EXERCISE DETAILS. Transcribe the entries exactly; images are not part of the copy.

SOURCE MATERIAL.
^^^^^^^^
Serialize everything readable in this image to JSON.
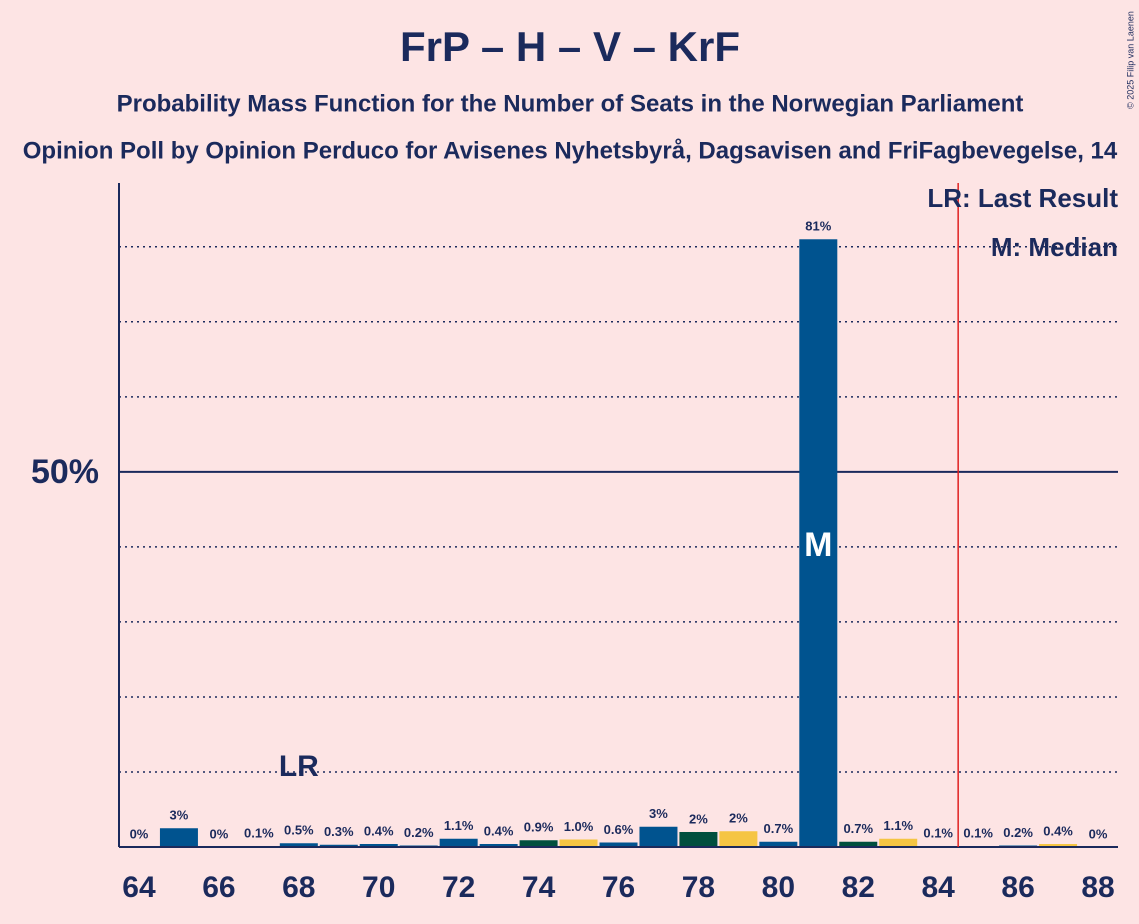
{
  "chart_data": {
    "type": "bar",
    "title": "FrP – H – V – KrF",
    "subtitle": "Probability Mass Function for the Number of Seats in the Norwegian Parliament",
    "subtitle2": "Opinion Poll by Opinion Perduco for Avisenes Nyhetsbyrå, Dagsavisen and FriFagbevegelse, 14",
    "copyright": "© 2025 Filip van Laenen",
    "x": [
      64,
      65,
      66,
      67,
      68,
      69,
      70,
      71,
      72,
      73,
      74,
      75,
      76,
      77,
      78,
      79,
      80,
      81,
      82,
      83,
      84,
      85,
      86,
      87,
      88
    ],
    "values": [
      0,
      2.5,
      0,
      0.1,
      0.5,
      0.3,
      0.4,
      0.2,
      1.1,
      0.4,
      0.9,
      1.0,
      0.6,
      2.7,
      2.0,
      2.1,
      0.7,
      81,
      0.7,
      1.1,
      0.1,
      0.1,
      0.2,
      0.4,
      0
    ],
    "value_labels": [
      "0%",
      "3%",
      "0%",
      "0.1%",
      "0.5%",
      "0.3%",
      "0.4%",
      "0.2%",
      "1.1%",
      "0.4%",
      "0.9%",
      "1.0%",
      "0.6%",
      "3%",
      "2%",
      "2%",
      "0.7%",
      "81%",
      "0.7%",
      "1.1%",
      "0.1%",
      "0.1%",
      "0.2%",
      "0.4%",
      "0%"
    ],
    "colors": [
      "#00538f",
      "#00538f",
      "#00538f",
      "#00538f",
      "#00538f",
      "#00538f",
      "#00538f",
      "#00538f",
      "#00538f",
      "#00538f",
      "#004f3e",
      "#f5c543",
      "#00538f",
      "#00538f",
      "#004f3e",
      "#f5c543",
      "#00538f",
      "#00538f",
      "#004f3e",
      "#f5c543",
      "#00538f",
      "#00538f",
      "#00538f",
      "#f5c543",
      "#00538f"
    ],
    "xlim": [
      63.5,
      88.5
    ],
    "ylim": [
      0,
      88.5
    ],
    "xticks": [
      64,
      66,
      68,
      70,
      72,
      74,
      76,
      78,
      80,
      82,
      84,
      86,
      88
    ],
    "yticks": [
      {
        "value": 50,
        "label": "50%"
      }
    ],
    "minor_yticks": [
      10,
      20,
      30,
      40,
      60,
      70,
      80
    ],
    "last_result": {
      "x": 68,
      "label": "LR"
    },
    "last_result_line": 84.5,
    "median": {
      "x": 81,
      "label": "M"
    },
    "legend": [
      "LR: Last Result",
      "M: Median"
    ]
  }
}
^^^^^^^^
EXERCISE SOLUTION.
Serialize everything readable in this image to JSON.
{
  "chart_data": {
    "type": "bar",
    "title": "FrP – H – V – KrF",
    "subtitle": "Probability Mass Function for the Number of Seats in the Norwegian Parliament",
    "subtitle2": "Opinion Poll by Opinion Perduco for Avisenes Nyhetsbyrå, Dagsavisen and FriFagbevegelse, 14",
    "copyright": "© 2025 Filip van Laenen",
    "x": [
      64,
      65,
      66,
      67,
      68,
      69,
      70,
      71,
      72,
      73,
      74,
      75,
      76,
      77,
      78,
      79,
      80,
      81,
      82,
      83,
      84,
      85,
      86,
      87,
      88
    ],
    "values": [
      0,
      2.5,
      0,
      0.1,
      0.5,
      0.3,
      0.4,
      0.2,
      1.1,
      0.4,
      0.9,
      1.0,
      0.6,
      2.7,
      2.0,
      2.1,
      0.7,
      81,
      0.7,
      1.1,
      0.1,
      0.1,
      0.2,
      0.4,
      0
    ],
    "value_labels": [
      "0%",
      "3%",
      "0%",
      "0.1%",
      "0.5%",
      "0.3%",
      "0.4%",
      "0.2%",
      "1.1%",
      "0.4%",
      "0.9%",
      "1.0%",
      "0.6%",
      "3%",
      "2%",
      "2%",
      "0.7%",
      "81%",
      "0.7%",
      "1.1%",
      "0.1%",
      "0.1%",
      "0.2%",
      "0.4%",
      "0%"
    ],
    "colors": [
      "#00538f",
      "#00538f",
      "#00538f",
      "#00538f",
      "#00538f",
      "#00538f",
      "#00538f",
      "#00538f",
      "#00538f",
      "#00538f",
      "#004f3e",
      "#f5c543",
      "#00538f",
      "#00538f",
      "#004f3e",
      "#f5c543",
      "#00538f",
      "#00538f",
      "#004f3e",
      "#f5c543",
      "#00538f",
      "#00538f",
      "#00538f",
      "#f5c543",
      "#00538f"
    ],
    "xlim": [
      63.5,
      88.5
    ],
    "ylim": [
      0,
      88.5
    ],
    "xticks": [
      64,
      66,
      68,
      70,
      72,
      74,
      76,
      78,
      80,
      82,
      84,
      86,
      88
    ],
    "yticks": [
      {
        "value": 50,
        "label": "50%"
      }
    ],
    "minor_yticks": [
      10,
      20,
      30,
      40,
      60,
      70,
      80
    ],
    "last_result": {
      "x": 68,
      "label": "LR"
    },
    "last_result_line": 84.5,
    "median": {
      "x": 81,
      "label": "M"
    },
    "legend": [
      "LR: Last Result",
      "M: Median"
    ]
  }
}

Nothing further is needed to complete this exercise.